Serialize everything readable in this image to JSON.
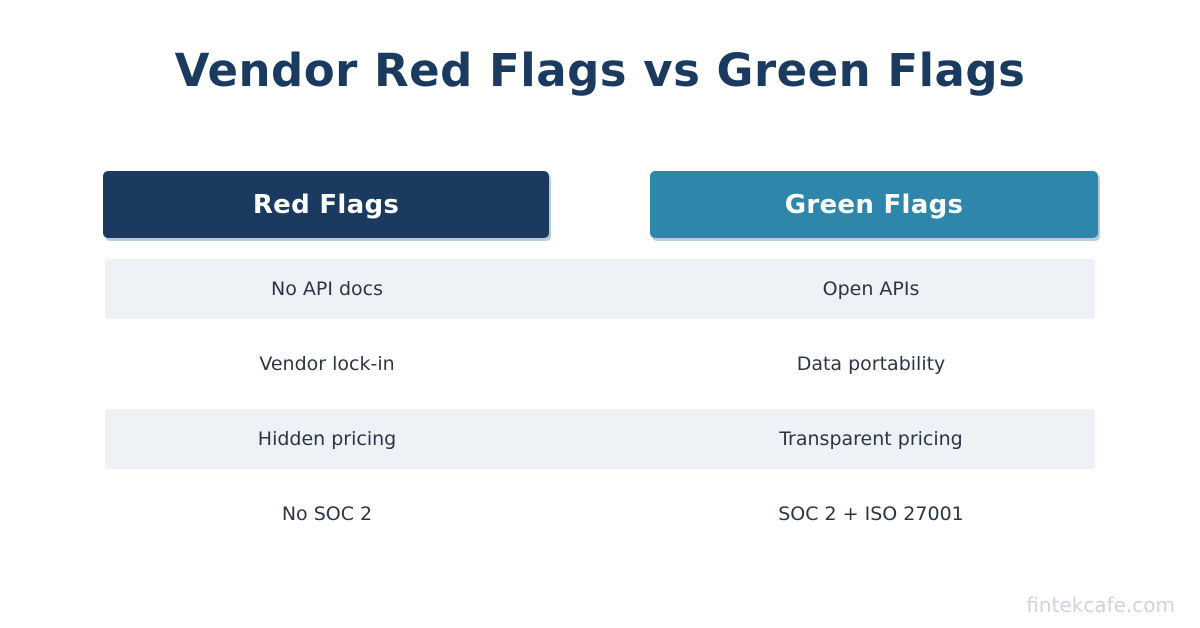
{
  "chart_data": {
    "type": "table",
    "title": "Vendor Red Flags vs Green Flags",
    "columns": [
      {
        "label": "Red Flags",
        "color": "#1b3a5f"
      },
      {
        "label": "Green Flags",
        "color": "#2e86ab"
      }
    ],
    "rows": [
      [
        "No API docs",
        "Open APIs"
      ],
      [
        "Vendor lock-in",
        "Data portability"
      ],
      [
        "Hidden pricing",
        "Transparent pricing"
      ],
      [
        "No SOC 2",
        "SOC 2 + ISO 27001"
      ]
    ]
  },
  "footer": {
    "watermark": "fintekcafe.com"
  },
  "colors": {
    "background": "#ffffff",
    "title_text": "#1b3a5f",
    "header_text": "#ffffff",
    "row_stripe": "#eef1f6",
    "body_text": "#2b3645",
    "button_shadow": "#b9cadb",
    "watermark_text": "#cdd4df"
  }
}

= = = =

» **Task description**
Reproduce each line of the records exactly, and omit every picture.

» **Correct result**
Serialize everything readable in this image to JSON.
{
  "chart_data": {
    "type": "table",
    "title": "Vendor Red Flags vs Green Flags",
    "columns": [
      {
        "label": "Red Flags",
        "color": "#1b3a5f"
      },
      {
        "label": "Green Flags",
        "color": "#2e86ab"
      }
    ],
    "rows": [
      [
        "No API docs",
        "Open APIs"
      ],
      [
        "Vendor lock-in",
        "Data portability"
      ],
      [
        "Hidden pricing",
        "Transparent pricing"
      ],
      [
        "No SOC 2",
        "SOC 2 + ISO 27001"
      ]
    ]
  },
  "footer": {
    "watermark": "fintekcafe.com"
  },
  "colors": {
    "background": "#ffffff",
    "title_text": "#1b3a5f",
    "header_text": "#ffffff",
    "row_stripe": "#eef1f6",
    "body_text": "#2b3645",
    "button_shadow": "#b9cadb",
    "watermark_text": "#cdd4df"
  }
}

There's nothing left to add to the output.